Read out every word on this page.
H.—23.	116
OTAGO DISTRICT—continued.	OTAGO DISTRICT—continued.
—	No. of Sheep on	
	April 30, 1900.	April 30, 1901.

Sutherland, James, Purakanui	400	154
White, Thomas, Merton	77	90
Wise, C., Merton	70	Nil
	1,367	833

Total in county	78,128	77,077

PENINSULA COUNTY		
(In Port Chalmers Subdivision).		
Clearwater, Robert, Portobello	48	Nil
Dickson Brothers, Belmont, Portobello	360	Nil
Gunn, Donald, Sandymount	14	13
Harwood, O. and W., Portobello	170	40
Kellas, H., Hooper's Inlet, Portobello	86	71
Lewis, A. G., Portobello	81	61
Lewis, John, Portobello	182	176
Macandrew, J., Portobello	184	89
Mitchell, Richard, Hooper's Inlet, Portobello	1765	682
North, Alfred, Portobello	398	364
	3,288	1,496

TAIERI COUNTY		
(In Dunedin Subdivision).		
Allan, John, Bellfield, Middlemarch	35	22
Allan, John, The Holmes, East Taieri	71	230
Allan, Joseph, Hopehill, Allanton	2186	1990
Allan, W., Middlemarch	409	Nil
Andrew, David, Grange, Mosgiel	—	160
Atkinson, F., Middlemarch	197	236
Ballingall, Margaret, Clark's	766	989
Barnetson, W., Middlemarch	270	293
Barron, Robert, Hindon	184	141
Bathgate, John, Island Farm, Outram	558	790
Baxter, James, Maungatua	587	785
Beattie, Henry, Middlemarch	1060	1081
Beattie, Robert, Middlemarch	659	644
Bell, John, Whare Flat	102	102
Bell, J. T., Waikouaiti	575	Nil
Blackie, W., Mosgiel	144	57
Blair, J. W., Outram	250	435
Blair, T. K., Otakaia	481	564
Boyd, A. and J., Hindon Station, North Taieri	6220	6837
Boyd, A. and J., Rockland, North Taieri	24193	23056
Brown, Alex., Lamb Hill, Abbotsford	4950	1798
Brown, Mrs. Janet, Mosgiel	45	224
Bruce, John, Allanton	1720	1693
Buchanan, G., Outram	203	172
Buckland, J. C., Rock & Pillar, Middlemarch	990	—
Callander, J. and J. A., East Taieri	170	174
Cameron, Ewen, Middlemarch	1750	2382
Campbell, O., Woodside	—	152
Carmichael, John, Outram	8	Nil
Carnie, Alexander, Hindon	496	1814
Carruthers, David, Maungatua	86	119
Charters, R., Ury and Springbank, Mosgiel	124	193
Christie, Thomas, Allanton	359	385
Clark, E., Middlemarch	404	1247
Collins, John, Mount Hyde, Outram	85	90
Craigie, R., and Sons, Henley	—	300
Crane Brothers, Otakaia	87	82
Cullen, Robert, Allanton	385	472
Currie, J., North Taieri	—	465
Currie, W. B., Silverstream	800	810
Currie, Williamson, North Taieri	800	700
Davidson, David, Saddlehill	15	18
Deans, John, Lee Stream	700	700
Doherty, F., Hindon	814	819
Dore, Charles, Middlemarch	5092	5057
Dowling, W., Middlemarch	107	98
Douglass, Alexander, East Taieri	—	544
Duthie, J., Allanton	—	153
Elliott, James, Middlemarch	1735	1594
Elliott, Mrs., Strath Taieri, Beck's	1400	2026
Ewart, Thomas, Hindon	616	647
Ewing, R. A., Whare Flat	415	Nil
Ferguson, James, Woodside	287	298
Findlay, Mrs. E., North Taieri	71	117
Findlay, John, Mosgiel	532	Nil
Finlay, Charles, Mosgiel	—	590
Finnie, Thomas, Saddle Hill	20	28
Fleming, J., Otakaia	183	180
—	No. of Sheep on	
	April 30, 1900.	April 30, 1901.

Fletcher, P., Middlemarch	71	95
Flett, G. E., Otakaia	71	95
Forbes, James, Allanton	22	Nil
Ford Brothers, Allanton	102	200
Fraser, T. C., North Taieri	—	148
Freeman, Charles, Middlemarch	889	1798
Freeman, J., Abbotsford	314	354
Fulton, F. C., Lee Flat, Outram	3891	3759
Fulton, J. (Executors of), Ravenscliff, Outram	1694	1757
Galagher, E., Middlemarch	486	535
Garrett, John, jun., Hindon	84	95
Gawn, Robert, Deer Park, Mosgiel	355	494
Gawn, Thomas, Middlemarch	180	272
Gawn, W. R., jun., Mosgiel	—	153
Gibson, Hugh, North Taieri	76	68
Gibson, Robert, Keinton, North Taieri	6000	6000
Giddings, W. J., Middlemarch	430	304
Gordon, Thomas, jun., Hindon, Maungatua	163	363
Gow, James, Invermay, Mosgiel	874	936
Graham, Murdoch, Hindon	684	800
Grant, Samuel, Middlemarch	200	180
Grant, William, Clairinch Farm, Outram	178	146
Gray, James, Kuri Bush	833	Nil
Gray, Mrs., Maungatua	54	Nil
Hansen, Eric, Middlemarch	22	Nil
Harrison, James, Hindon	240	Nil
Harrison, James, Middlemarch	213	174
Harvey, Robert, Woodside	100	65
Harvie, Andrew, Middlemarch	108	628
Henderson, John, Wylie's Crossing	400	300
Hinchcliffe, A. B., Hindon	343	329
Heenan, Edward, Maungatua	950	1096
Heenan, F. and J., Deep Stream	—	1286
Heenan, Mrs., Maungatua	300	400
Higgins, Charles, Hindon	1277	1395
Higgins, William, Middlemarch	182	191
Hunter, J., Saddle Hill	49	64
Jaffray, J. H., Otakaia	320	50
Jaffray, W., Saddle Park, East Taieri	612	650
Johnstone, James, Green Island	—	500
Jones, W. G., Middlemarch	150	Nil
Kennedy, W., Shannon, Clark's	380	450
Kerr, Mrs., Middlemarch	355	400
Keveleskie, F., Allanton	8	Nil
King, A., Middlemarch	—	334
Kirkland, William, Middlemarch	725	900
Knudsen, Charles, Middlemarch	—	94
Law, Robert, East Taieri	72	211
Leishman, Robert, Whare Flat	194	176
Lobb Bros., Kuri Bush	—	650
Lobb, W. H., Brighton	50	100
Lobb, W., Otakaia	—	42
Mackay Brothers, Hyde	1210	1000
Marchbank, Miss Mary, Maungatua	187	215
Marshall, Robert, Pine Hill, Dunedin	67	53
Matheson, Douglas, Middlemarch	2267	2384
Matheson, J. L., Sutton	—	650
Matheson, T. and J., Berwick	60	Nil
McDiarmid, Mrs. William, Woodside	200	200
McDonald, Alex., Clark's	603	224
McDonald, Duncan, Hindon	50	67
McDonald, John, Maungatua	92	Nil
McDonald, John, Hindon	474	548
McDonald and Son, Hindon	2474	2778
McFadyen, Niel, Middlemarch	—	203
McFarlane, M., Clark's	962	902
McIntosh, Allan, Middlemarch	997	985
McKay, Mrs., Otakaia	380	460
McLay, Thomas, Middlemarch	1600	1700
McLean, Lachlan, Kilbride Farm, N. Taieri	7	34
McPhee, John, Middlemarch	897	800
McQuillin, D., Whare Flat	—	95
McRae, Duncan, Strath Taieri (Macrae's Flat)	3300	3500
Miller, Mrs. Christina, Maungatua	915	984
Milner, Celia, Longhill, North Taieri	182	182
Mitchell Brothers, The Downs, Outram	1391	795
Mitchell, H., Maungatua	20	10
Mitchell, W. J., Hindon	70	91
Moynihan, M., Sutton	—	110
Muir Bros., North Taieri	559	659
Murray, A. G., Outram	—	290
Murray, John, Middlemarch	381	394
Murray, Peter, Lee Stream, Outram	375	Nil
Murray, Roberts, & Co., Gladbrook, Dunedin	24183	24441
━━━━━━━━━━━━━━━━
### The problem
Among the lines of the data above, determine how many contain the word "Murray". Report the number alone.

### Result of this task
4